Direction:
Without the pictures, reproduce the records that follow exactly.

Data supplied:

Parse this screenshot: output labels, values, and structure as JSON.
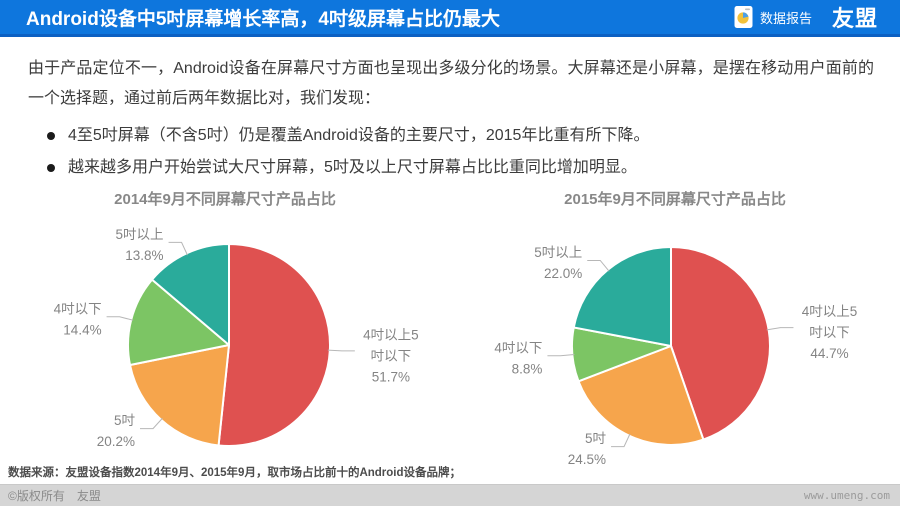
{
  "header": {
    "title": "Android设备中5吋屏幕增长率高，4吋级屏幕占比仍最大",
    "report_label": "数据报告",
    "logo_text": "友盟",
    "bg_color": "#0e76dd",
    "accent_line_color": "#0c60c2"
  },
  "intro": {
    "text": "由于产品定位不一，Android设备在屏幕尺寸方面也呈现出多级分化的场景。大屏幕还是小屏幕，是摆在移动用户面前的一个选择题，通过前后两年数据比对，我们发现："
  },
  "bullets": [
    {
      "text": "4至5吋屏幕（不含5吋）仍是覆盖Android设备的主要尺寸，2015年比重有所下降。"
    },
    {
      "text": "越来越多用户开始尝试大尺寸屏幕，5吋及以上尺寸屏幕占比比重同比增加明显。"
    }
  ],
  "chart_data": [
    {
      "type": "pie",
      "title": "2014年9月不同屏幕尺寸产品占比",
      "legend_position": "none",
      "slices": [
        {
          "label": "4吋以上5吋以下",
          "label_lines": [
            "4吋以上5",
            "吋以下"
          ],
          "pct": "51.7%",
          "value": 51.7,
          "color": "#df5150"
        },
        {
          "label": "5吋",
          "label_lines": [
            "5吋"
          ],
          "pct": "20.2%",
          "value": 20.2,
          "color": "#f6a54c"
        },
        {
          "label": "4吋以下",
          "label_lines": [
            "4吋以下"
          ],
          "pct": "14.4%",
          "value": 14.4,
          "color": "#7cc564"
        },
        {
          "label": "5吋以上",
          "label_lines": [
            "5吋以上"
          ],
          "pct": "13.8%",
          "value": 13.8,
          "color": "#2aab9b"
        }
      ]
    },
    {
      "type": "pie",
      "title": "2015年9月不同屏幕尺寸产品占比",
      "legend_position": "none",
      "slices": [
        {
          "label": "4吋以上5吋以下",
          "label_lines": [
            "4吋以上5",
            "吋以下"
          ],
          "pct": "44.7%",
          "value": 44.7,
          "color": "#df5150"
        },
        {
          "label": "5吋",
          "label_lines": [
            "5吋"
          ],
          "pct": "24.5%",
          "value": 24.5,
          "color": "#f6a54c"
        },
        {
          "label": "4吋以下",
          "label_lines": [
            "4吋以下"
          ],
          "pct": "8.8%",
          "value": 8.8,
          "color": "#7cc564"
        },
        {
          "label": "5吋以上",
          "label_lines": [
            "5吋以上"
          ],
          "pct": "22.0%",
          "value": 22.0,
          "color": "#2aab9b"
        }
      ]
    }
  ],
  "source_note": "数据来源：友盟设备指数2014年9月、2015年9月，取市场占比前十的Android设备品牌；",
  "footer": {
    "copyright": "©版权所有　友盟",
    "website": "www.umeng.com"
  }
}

Solution to this problem:
Parse this screenshot: output labels, values, and structure as JSON.
{
  "header": {
    "title": "Android设备中5吋屏幕增长率高，4吋级屏幕占比仍最大",
    "report_label": "数据报告",
    "logo_text": "友盟",
    "bg_color": "#0e76dd",
    "accent_line_color": "#0c60c2"
  },
  "intro": {
    "text": "由于产品定位不一，Android设备在屏幕尺寸方面也呈现出多级分化的场景。大屏幕还是小屏幕，是摆在移动用户面前的一个选择题，通过前后两年数据比对，我们发现："
  },
  "bullets": [
    {
      "text": "4至5吋屏幕（不含5吋）仍是覆盖Android设备的主要尺寸，2015年比重有所下降。"
    },
    {
      "text": "越来越多用户开始尝试大尺寸屏幕，5吋及以上尺寸屏幕占比比重同比增加明显。"
    }
  ],
  "chart_data": [
    {
      "type": "pie",
      "title": "2014年9月不同屏幕尺寸产品占比",
      "legend_position": "none",
      "slices": [
        {
          "label": "4吋以上5吋以下",
          "label_lines": [
            "4吋以上5",
            "吋以下"
          ],
          "pct": "51.7%",
          "value": 51.7,
          "color": "#df5150"
        },
        {
          "label": "5吋",
          "label_lines": [
            "5吋"
          ],
          "pct": "20.2%",
          "value": 20.2,
          "color": "#f6a54c"
        },
        {
          "label": "4吋以下",
          "label_lines": [
            "4吋以下"
          ],
          "pct": "14.4%",
          "value": 14.4,
          "color": "#7cc564"
        },
        {
          "label": "5吋以上",
          "label_lines": [
            "5吋以上"
          ],
          "pct": "13.8%",
          "value": 13.8,
          "color": "#2aab9b"
        }
      ]
    },
    {
      "type": "pie",
      "title": "2015年9月不同屏幕尺寸产品占比",
      "legend_position": "none",
      "slices": [
        {
          "label": "4吋以上5吋以下",
          "label_lines": [
            "4吋以上5",
            "吋以下"
          ],
          "pct": "44.7%",
          "value": 44.7,
          "color": "#df5150"
        },
        {
          "label": "5吋",
          "label_lines": [
            "5吋"
          ],
          "pct": "24.5%",
          "value": 24.5,
          "color": "#f6a54c"
        },
        {
          "label": "4吋以下",
          "label_lines": [
            "4吋以下"
          ],
          "pct": "8.8%",
          "value": 8.8,
          "color": "#7cc564"
        },
        {
          "label": "5吋以上",
          "label_lines": [
            "5吋以上"
          ],
          "pct": "22.0%",
          "value": 22.0,
          "color": "#2aab9b"
        }
      ]
    }
  ],
  "source_note": "数据来源：友盟设备指数2014年9月、2015年9月，取市场占比前十的Android设备品牌；",
  "footer": {
    "copyright": "©版权所有　友盟",
    "website": "www.umeng.com"
  }
}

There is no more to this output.